## Entries supplied:
━━━━━━━━━━

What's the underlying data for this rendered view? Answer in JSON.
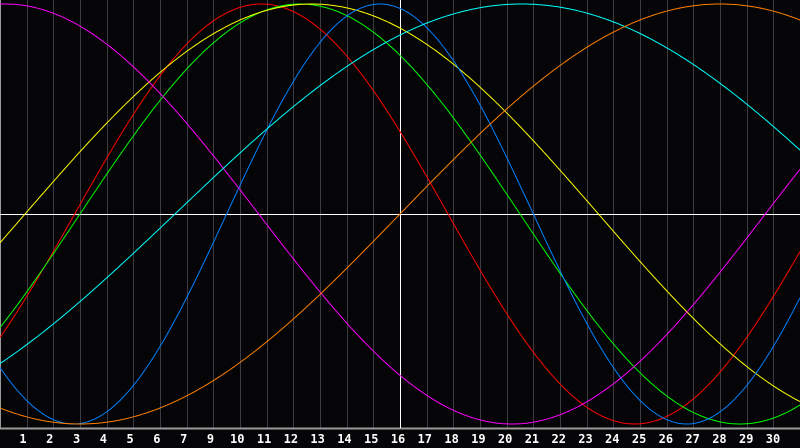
{
  "chart_data": {
    "type": "line",
    "title": "",
    "xlabel": "",
    "ylabel": "",
    "x_unit": "day",
    "xlim": [
      0,
      30
    ],
    "ylim": [
      -1,
      1
    ],
    "grid": "vertical",
    "legend": "none",
    "tick_labels": [
      "1",
      "2",
      "3",
      "4",
      "5",
      "6",
      "7",
      "9",
      "10",
      "11",
      "12",
      "13",
      "14",
      "15",
      "16",
      "17",
      "18",
      "19",
      "20",
      "21",
      "22",
      "23",
      "24",
      "25",
      "26",
      "27",
      "28",
      "29",
      "30"
    ],
    "marker_day": 15,
    "series": [
      {
        "color": "#ff0000",
        "period_days": 28,
        "zero_cross_up_day": 2.8
      },
      {
        "color": "#00ff00",
        "period_days": 33,
        "zero_cross_up_day": 3.0
      },
      {
        "color": "#ffff00",
        "period_days": 43,
        "zero_cross_up_day": 0.94
      },
      {
        "color": "#0080ff",
        "period_days": 23,
        "zero_cross_up_day": 8.5
      },
      {
        "color": "#ff00ff",
        "period_days": 38,
        "zero_cross_up_day": -9.3
      },
      {
        "color": "#00ffff",
        "period_days": 52,
        "zero_cross_up_day": 6.56
      },
      {
        "color": "#ff8000",
        "period_days": 48,
        "zero_cross_up_day": 15
      }
    ]
  }
}
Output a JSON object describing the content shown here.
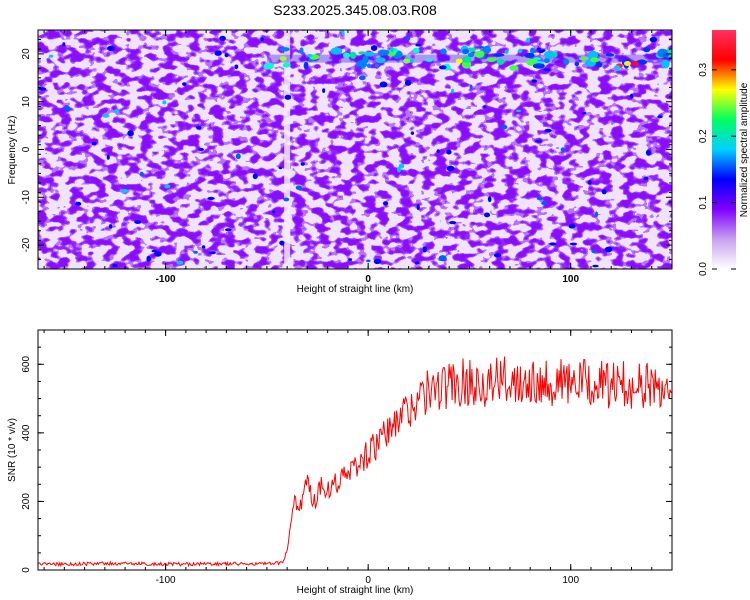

━━━━━━━━━━

## Task description:
None of the pictures should appear; repeat the records exactly otherwise.

## Exercise response:
What's the underlying data for this rendered view? Answer in JSON.
{
  "chart_data": {
    "type": "line",
    "title": "",
    "xlabel": "",
    "ylabel": "",
    "x_unit": "day",
    "xlim": [
      0,
      30
    ],
    "ylim": [
      -1,
      1
    ],
    "grid": "vertical",
    "legend": "none",
    "tick_labels": [
      "1",
      "2",
      "3",
      "4",
      "5",
      "6",
      "7",
      "9",
      "10",
      "11",
      "12",
      "13",
      "14",
      "15",
      "16",
      "17",
      "18",
      "19",
      "20",
      "21",
      "22",
      "23",
      "24",
      "25",
      "26",
      "27",
      "28",
      "29",
      "30"
    ],
    "marker_day": 15,
    "series": [
      {
        "color": "#ff0000",
        "period_days": 28,
        "zero_cross_up_day": 2.8
      },
      {
        "color": "#00ff00",
        "period_days": 33,
        "zero_cross_up_day": 3.0
      },
      {
        "color": "#ffff00",
        "period_days": 43,
        "zero_cross_up_day": 0.94
      },
      {
        "color": "#0080ff",
        "period_days": 23,
        "zero_cross_up_day": 8.5
      },
      {
        "color": "#ff00ff",
        "period_days": 38,
        "zero_cross_up_day": -9.3
      },
      {
        "color": "#00ffff",
        "period_days": 52,
        "zero_cross_up_day": 6.56
      },
      {
        "color": "#ff8000",
        "period_days": 48,
        "zero_cross_up_day": 15
      }
    ]
  }
}
Output a JSON object describing the content shown here.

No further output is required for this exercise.